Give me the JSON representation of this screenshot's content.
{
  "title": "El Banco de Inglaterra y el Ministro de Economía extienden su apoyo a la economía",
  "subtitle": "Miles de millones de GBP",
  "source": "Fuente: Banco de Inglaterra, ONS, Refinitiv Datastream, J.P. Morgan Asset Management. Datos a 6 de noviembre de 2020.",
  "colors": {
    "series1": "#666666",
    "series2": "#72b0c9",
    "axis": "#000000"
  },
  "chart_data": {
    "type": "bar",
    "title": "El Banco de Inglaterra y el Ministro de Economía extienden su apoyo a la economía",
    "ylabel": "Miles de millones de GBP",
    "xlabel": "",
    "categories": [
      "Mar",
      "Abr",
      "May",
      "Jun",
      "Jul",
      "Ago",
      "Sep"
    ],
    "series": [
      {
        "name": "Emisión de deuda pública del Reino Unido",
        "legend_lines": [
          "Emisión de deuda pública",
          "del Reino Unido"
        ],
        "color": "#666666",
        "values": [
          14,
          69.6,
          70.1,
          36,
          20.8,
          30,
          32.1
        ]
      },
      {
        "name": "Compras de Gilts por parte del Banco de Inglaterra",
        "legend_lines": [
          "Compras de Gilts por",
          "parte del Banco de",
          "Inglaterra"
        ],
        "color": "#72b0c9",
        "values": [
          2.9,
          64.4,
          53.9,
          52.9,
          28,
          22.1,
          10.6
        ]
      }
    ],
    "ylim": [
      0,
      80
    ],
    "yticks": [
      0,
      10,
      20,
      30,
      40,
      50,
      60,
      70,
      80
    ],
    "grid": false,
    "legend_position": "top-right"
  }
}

──────

→ **What the task requires**
Copy out all of the records shown above exactly.

→ **The solution**
Give me the JSON representation of this screenshot's content.
{
  "title": "El Banco de Inglaterra y el Ministro de Economía extienden su apoyo a la economía",
  "subtitle": "Miles de millones de GBP",
  "source": "Fuente: Banco de Inglaterra, ONS, Refinitiv Datastream, J.P. Morgan Asset Management. Datos a 6 de noviembre de 2020.",
  "colors": {
    "series1": "#666666",
    "series2": "#72b0c9",
    "axis": "#000000"
  },
  "chart_data": {
    "type": "bar",
    "title": "El Banco de Inglaterra y el Ministro de Economía extienden su apoyo a la economía",
    "ylabel": "Miles de millones de GBP",
    "xlabel": "",
    "categories": [
      "Mar",
      "Abr",
      "May",
      "Jun",
      "Jul",
      "Ago",
      "Sep"
    ],
    "series": [
      {
        "name": "Emisión de deuda pública del Reino Unido",
        "legend_lines": [
          "Emisión de deuda pública",
          "del Reino Unido"
        ],
        "color": "#666666",
        "values": [
          14,
          69.6,
          70.1,
          36,
          20.8,
          30,
          32.1
        ]
      },
      {
        "name": "Compras de Gilts por parte del Banco de Inglaterra",
        "legend_lines": [
          "Compras de Gilts por",
          "parte del Banco de",
          "Inglaterra"
        ],
        "color": "#72b0c9",
        "values": [
          2.9,
          64.4,
          53.9,
          52.9,
          28,
          22.1,
          10.6
        ]
      }
    ],
    "ylim": [
      0,
      80
    ],
    "yticks": [
      0,
      10,
      20,
      30,
      40,
      50,
      60,
      70,
      80
    ],
    "grid": false,
    "legend_position": "top-right"
  }
}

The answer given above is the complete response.